Figure data in JSON:
☆ ☆ ☆ ☆ ☆ ☆ ☆

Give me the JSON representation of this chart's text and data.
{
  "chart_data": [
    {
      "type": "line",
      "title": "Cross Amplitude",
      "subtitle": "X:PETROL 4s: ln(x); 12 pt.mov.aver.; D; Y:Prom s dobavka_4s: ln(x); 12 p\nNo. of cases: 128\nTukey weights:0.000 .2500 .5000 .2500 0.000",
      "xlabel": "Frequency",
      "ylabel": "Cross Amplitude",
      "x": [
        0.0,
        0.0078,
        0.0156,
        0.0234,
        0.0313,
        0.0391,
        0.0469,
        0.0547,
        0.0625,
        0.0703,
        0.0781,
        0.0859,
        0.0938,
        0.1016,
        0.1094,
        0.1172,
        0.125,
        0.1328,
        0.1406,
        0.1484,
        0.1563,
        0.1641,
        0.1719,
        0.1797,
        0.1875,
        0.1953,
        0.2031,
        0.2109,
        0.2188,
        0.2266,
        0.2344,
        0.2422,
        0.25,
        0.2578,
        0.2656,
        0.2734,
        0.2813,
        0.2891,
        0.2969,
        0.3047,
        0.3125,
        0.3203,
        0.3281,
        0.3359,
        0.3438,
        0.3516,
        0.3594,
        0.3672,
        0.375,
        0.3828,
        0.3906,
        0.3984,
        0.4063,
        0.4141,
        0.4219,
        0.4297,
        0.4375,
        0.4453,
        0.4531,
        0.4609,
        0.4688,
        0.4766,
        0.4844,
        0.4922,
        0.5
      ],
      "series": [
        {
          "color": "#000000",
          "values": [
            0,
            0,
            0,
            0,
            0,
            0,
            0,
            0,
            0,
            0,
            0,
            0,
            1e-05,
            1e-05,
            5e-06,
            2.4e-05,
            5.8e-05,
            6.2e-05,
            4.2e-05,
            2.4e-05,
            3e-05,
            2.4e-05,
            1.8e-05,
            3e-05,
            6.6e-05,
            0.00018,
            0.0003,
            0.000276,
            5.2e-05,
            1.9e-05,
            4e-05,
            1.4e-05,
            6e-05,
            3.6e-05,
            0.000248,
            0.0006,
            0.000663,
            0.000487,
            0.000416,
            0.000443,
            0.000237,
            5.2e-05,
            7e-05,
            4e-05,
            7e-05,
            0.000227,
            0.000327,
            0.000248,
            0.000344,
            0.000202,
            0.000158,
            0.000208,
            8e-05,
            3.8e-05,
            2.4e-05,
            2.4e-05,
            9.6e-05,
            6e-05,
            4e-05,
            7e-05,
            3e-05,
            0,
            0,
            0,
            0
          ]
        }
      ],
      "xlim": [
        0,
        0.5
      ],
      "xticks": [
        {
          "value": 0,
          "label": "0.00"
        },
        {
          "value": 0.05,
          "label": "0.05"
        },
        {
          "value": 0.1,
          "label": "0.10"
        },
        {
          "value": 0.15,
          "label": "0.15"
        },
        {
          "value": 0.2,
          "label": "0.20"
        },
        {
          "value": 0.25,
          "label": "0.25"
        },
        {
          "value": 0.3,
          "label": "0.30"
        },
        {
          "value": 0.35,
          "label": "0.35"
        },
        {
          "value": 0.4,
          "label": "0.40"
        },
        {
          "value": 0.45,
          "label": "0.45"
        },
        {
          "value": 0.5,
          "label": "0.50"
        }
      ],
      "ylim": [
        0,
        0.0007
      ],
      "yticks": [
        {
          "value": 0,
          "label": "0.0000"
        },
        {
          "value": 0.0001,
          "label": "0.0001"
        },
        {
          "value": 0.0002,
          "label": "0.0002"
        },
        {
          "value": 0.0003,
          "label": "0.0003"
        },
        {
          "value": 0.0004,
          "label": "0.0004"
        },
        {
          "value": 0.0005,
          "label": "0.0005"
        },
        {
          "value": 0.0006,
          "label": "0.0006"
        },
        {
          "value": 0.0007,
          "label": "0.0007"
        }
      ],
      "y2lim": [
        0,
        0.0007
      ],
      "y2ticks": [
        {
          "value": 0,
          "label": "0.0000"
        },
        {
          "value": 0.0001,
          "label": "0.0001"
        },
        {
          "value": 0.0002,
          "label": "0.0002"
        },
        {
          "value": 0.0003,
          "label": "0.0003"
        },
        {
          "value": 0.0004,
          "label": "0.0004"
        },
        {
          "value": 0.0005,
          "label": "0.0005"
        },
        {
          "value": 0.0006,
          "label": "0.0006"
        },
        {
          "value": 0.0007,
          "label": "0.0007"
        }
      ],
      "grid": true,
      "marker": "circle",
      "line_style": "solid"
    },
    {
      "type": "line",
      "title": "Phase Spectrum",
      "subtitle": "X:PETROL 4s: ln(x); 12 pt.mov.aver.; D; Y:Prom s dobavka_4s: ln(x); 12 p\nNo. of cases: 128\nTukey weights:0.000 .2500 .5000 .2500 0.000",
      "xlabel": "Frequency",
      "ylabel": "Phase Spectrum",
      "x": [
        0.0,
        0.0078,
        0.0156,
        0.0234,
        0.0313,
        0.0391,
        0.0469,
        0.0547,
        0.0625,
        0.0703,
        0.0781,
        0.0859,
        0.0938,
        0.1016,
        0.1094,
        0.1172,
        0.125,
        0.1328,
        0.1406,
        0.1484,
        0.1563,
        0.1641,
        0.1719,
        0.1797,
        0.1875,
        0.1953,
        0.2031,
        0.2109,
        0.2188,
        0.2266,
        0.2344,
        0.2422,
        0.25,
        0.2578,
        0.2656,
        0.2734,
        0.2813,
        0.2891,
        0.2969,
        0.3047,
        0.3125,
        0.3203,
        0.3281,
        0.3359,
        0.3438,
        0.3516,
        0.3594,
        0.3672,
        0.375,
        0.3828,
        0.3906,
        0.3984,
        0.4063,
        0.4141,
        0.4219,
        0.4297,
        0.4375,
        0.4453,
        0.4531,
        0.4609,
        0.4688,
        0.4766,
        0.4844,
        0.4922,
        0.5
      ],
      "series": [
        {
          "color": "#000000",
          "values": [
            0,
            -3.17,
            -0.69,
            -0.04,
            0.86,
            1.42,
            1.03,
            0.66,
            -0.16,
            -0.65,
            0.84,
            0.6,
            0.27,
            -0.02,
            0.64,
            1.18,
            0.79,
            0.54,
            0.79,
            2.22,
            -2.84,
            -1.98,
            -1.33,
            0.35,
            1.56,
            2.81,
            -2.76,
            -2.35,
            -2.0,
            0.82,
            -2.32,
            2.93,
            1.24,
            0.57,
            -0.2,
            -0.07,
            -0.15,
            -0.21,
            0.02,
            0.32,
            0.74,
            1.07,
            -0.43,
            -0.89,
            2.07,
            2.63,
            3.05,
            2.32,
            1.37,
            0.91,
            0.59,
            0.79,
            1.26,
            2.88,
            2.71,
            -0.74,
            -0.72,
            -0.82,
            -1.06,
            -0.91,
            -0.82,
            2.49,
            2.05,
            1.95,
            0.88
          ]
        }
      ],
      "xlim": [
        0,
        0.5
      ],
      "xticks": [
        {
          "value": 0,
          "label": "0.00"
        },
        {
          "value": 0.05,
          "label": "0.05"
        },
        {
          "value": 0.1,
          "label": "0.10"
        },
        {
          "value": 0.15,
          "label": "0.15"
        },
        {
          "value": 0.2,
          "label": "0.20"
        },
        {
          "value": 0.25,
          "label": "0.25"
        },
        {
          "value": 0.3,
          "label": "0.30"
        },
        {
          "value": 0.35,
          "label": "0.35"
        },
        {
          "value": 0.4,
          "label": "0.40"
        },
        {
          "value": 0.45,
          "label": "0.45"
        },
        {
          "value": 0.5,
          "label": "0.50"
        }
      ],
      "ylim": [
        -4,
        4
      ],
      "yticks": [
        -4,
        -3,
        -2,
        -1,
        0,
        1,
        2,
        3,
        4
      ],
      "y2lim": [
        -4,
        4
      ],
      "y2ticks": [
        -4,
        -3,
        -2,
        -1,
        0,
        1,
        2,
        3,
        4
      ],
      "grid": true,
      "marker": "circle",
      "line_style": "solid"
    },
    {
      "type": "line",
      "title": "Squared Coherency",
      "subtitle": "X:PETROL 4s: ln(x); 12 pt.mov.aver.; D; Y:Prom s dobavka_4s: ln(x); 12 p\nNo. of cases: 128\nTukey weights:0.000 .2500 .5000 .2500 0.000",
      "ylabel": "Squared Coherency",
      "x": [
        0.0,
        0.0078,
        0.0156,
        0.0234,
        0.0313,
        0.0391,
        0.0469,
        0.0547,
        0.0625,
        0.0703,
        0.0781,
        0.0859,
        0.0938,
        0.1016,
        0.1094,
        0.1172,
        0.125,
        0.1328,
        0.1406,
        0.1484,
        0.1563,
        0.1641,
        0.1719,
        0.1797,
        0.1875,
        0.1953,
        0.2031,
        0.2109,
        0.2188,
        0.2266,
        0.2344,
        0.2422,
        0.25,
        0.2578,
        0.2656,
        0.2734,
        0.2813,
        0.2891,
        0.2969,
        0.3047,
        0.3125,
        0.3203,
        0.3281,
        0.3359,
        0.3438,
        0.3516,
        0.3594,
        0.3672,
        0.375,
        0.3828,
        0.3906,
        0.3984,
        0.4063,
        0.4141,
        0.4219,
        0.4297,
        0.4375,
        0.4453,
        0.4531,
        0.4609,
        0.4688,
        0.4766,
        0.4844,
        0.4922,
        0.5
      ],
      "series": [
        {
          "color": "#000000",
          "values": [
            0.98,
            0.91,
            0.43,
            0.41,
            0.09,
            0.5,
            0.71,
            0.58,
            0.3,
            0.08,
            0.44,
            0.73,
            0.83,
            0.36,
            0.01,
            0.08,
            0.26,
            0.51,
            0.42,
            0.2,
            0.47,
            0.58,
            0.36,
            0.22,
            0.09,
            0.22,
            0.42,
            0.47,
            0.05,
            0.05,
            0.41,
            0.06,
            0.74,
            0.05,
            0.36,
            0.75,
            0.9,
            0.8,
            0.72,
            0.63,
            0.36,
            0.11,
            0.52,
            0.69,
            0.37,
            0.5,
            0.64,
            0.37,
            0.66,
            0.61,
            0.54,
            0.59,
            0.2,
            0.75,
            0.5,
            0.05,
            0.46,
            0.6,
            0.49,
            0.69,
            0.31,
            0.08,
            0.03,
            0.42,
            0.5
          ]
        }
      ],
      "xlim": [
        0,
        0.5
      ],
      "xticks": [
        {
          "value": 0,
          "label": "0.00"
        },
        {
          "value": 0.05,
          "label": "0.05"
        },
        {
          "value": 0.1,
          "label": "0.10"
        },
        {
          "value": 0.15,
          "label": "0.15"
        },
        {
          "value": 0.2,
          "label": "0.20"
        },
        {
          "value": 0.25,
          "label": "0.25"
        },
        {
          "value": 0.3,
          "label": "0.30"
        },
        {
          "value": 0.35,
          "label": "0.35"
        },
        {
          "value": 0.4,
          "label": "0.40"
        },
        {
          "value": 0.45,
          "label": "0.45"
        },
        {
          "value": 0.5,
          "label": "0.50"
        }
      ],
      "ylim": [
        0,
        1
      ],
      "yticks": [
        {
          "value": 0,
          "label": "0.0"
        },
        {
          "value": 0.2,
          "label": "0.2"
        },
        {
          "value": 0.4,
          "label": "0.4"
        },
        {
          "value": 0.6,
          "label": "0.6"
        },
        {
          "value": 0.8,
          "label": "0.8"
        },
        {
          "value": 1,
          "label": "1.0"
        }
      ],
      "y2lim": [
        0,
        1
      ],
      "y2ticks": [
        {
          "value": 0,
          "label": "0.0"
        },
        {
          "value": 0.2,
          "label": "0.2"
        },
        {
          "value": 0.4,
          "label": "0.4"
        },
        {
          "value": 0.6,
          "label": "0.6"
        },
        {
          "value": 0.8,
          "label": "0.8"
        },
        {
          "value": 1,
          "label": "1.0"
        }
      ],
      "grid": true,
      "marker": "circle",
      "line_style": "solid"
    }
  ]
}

☆ ☆ ☆ ☆ ☆ ☆ ☆

Problem => From the records, copy every line that has the string "Coherency" in it.

Task output =>
      "title": "Squared Coherency",
      "ylabel": "Squared Coherency",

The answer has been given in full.